>> start Data in this exercise

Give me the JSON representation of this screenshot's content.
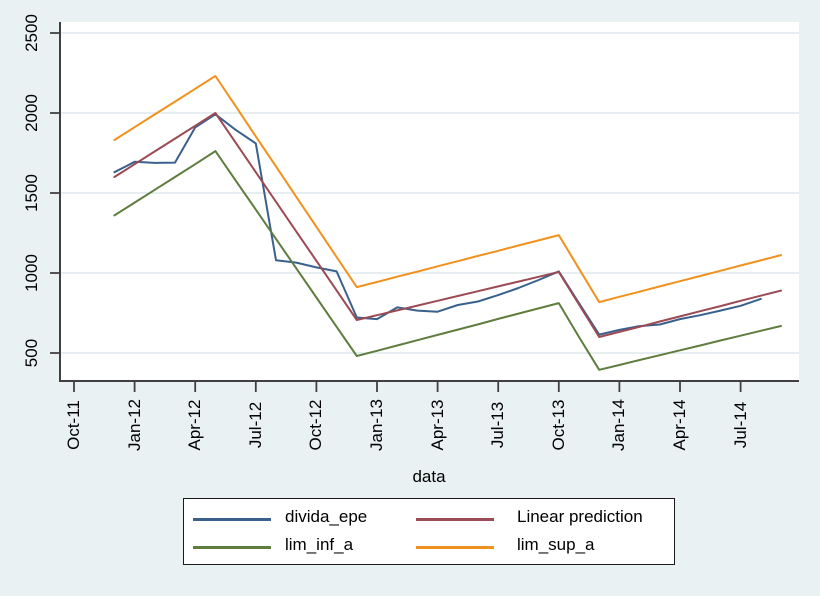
{
  "chart_data": {
    "type": "line",
    "title": "",
    "xlabel": "data",
    "ylabel": "",
    "grid": "horizontal",
    "legend_position": "bottom-boxed",
    "ylim": [
      325,
      2570
    ],
    "y_tick_values": [
      500,
      1000,
      1500,
      2000,
      2500
    ],
    "x_ticks": [
      {
        "label": "Oct-11",
        "month_offset": 0
      },
      {
        "label": "Jan-12",
        "month_offset": 3
      },
      {
        "label": "Apr-12",
        "month_offset": 6
      },
      {
        "label": "Jul-12",
        "month_offset": 9
      },
      {
        "label": "Oct-12",
        "month_offset": 12
      },
      {
        "label": "Jan-13",
        "month_offset": 15
      },
      {
        "label": "Apr-13",
        "month_offset": 18
      },
      {
        "label": "Jul-13",
        "month_offset": 21
      },
      {
        "label": "Oct-13",
        "month_offset": 24
      },
      {
        "label": "Jan-14",
        "month_offset": 27
      },
      {
        "label": "Apr-14",
        "month_offset": 30
      },
      {
        "label": "Jul-14",
        "month_offset": 33
      }
    ],
    "months": [
      "Dec-11",
      "Jan-12",
      "Feb-12",
      "Mar-12",
      "Apr-12",
      "May-12",
      "Jun-12",
      "Jul-12",
      "Aug-12",
      "Sep-12",
      "Oct-12",
      "Nov-12",
      "Dec-12",
      "Jan-13",
      "Feb-13",
      "Mar-13",
      "Apr-13",
      "May-13",
      "Jun-13",
      "Jul-13",
      "Aug-13",
      "Sep-13",
      "Oct-13",
      "Nov-13",
      "Dec-13",
      "Jan-14",
      "Feb-14",
      "Mar-14",
      "Apr-14",
      "May-14",
      "Jun-14",
      "Jul-14",
      "Aug-14",
      "Sep-14"
    ],
    "start_month_offset": 2,
    "series": [
      {
        "name": "divida_epe",
        "color": "#3a618e",
        "values": [
          1630,
          1695,
          1688,
          1690,
          1910,
          1992,
          1895,
          1810,
          1080,
          1065,
          1035,
          1010,
          722,
          712,
          785,
          765,
          758,
          800,
          822,
          862,
          906,
          956,
          1010,
          812,
          615,
          645,
          668,
          678,
          712,
          736,
          765,
          795,
          838
        ]
      },
      {
        "name": "Linear prediction",
        "color": "#9c4a53",
        "values": [
          1600,
          1680,
          1760,
          1840,
          1920,
          2000,
          1815,
          1630,
          1445,
          1260,
          1076,
          891,
          706,
          736,
          766,
          796,
          826,
          856,
          886,
          916,
          946,
          976,
          1006,
          803,
          600,
          632,
          664,
          697,
          729,
          761,
          793,
          826,
          858,
          890
        ]
      },
      {
        "name": "lim_inf_a",
        "color": "#5f7d3e",
        "values": [
          1360,
          1440,
          1520,
          1600,
          1680,
          1762,
          1579,
          1396,
          1213,
          1030,
          847,
          664,
          481,
          514,
          547,
          580,
          613,
          646,
          679,
          713,
          746,
          779,
          812,
          600,
          395,
          425,
          456,
          486,
          517,
          547,
          578,
          608,
          639,
          669
        ]
      },
      {
        "name": "lim_sup_a",
        "color": "#f0911e",
        "values": [
          1831,
          1911,
          1991,
          2071,
          2151,
          2231,
          2043,
          1854,
          1666,
          1477,
          1289,
          1100,
          912,
          944,
          977,
          1009,
          1042,
          1074,
          1107,
          1139,
          1172,
          1204,
          1237,
          1027,
          818,
          851,
          883,
          916,
          949,
          981,
          1014,
          1047,
          1079,
          1112
        ]
      }
    ]
  },
  "colors": {
    "background": "#eaf1f2",
    "plot_background": "#ffffff",
    "gridline": "#dde9ee",
    "axis": "#404040",
    "text": "#000000",
    "legend_border": "#1a1a1a"
  }
}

>> end Data in this exercise

Direction: Within the data above, pick out all lines holding the word "name".

Response below:
        "name": "divida_epe",
        "name": "Linear prediction",
        "name": "lim_inf_a",
        "name": "lim_sup_a",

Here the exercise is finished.